### [EXERCISE TASK]
Your answer should be a single number: the count of lines that include "functions".

### [MATERIAL FOR THIS EXERCISE]
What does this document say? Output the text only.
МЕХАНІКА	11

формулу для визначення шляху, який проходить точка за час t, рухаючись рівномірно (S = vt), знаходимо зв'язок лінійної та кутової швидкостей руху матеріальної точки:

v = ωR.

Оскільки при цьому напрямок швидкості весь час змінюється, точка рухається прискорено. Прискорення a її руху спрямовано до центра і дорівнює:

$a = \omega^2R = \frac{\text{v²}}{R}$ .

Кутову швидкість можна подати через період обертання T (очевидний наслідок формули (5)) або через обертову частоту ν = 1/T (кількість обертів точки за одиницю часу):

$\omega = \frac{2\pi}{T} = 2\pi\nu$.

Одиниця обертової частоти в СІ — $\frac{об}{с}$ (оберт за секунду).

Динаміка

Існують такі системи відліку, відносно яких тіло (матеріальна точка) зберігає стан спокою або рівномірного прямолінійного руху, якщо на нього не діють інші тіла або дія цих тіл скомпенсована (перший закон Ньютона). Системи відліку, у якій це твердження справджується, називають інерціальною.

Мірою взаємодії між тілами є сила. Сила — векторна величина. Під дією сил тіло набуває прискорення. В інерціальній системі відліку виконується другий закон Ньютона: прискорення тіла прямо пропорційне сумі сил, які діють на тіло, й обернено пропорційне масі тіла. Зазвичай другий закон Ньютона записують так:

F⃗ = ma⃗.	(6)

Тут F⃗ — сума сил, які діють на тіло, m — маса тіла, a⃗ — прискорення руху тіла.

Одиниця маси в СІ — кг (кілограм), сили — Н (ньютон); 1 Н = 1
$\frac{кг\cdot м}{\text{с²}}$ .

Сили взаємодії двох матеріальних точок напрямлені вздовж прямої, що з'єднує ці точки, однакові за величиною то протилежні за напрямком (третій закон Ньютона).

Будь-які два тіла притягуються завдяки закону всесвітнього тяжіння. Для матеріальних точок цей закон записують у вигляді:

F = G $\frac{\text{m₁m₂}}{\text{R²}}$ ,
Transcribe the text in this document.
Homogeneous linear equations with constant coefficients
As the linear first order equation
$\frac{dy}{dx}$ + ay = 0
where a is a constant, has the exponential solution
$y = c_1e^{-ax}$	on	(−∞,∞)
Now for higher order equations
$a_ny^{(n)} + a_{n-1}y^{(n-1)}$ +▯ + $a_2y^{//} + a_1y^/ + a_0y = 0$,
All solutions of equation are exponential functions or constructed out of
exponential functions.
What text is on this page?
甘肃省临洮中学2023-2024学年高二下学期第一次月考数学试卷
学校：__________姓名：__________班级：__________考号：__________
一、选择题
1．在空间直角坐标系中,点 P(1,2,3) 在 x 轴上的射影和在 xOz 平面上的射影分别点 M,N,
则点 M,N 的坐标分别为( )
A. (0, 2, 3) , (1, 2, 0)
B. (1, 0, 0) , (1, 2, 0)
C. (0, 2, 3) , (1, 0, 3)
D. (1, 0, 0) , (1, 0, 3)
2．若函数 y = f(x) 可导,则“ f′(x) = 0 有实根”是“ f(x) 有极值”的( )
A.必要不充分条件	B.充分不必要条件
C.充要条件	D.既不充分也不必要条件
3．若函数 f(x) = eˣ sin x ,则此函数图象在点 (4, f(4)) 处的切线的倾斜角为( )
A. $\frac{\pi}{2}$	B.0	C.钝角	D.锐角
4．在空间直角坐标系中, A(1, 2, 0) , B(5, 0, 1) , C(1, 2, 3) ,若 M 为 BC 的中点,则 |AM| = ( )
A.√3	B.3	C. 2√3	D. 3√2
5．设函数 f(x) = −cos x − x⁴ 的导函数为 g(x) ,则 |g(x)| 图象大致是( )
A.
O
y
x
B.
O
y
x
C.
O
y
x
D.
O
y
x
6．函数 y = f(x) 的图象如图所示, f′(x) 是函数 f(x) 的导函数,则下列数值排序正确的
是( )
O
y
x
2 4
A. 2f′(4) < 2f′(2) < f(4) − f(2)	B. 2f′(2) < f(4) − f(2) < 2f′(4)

### [REPLY]
2